start

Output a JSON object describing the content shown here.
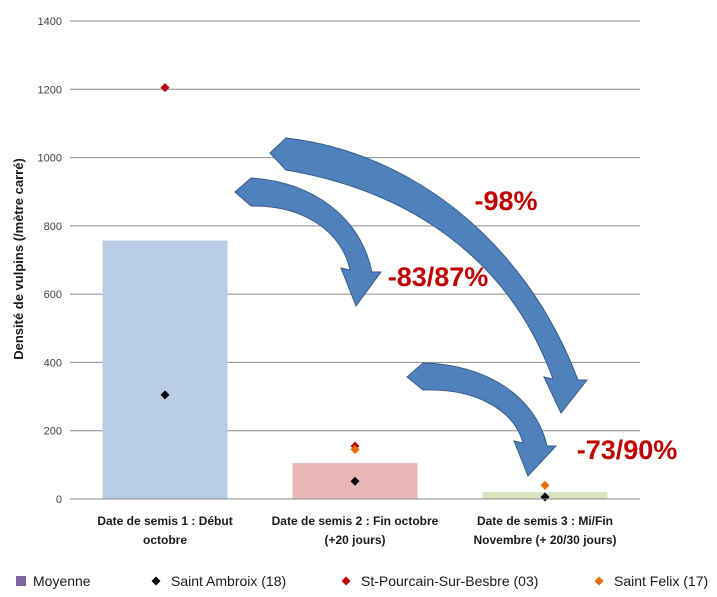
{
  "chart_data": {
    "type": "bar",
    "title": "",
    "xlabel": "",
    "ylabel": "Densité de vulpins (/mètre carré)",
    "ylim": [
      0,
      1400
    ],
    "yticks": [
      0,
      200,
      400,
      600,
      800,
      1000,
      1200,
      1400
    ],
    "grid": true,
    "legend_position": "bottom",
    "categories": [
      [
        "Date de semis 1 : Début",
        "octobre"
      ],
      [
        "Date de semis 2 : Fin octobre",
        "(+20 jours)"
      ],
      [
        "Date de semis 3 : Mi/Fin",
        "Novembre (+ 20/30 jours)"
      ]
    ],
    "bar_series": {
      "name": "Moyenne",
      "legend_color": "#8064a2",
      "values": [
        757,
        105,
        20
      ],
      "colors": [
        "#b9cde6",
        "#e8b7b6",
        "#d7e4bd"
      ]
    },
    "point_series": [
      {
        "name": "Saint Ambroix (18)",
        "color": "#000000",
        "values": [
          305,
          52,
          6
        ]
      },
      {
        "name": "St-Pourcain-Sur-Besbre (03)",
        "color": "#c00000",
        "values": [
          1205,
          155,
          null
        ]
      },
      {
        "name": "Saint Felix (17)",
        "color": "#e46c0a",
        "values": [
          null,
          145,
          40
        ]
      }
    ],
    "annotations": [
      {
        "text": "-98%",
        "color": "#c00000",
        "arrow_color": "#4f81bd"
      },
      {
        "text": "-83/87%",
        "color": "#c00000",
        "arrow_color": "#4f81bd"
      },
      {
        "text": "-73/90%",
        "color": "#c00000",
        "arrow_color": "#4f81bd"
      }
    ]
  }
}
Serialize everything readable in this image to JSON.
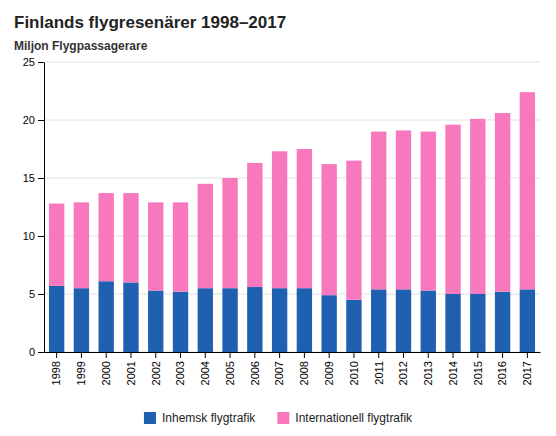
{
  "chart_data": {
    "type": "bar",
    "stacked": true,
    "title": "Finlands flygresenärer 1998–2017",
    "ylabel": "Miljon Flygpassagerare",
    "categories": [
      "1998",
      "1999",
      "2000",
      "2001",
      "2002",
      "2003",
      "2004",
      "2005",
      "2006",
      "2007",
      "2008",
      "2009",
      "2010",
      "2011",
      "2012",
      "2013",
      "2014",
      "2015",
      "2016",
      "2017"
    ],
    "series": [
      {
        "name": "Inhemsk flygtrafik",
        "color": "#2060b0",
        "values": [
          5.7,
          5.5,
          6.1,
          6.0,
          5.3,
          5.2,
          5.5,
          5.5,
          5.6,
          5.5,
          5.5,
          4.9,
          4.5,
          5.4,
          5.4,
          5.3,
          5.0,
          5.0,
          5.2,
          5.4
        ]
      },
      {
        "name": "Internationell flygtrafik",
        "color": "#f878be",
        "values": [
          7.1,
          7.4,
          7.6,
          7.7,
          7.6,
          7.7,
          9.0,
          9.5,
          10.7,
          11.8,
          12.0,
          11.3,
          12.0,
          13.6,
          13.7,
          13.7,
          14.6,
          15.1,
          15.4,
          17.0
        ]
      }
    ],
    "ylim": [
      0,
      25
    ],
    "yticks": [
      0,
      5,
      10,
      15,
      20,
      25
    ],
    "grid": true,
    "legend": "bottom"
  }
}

end
start

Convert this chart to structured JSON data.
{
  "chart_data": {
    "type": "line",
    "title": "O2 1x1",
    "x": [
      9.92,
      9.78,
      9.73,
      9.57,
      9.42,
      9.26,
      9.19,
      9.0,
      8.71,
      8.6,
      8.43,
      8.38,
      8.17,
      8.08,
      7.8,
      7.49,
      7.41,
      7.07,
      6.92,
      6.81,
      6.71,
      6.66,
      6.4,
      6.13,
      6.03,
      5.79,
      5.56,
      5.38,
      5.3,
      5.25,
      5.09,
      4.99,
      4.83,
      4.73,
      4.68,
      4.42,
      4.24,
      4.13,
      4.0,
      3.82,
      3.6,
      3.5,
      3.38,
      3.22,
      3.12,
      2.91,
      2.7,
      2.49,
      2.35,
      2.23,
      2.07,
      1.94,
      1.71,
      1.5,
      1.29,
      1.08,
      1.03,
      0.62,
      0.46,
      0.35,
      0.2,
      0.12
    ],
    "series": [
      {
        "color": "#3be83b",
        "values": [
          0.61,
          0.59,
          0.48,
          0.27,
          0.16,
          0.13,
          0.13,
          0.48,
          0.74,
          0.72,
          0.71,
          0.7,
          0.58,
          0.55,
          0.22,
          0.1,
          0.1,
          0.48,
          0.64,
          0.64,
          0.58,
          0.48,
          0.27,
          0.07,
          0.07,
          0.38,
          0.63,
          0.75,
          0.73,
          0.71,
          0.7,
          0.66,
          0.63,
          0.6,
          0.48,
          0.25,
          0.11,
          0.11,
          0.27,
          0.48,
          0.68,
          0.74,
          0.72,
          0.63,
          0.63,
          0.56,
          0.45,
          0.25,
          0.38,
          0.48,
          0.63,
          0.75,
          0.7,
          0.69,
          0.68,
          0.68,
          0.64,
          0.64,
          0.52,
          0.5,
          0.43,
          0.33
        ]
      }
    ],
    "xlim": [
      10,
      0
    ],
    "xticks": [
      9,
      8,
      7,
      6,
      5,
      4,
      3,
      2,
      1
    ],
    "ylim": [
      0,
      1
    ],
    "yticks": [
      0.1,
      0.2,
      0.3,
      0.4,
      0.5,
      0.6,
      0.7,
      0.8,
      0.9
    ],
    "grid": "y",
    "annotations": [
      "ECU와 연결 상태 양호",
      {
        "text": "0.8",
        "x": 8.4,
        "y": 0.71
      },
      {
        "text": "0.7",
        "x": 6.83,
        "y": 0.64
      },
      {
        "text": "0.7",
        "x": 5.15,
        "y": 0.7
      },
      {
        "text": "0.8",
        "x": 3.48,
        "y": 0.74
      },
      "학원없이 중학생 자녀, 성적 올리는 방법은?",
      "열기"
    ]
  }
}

end
start

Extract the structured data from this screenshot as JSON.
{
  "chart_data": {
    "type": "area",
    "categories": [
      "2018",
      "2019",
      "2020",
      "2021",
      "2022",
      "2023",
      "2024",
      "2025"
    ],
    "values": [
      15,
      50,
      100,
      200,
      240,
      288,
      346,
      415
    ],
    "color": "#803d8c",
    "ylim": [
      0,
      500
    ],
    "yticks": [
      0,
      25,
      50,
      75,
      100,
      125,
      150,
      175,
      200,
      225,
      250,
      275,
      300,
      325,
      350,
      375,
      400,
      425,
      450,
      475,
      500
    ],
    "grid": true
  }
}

end

- **Objective**: Answer with one number: how many lines of the entries above include the word "bottom".

- **Answer for this exercise**: 2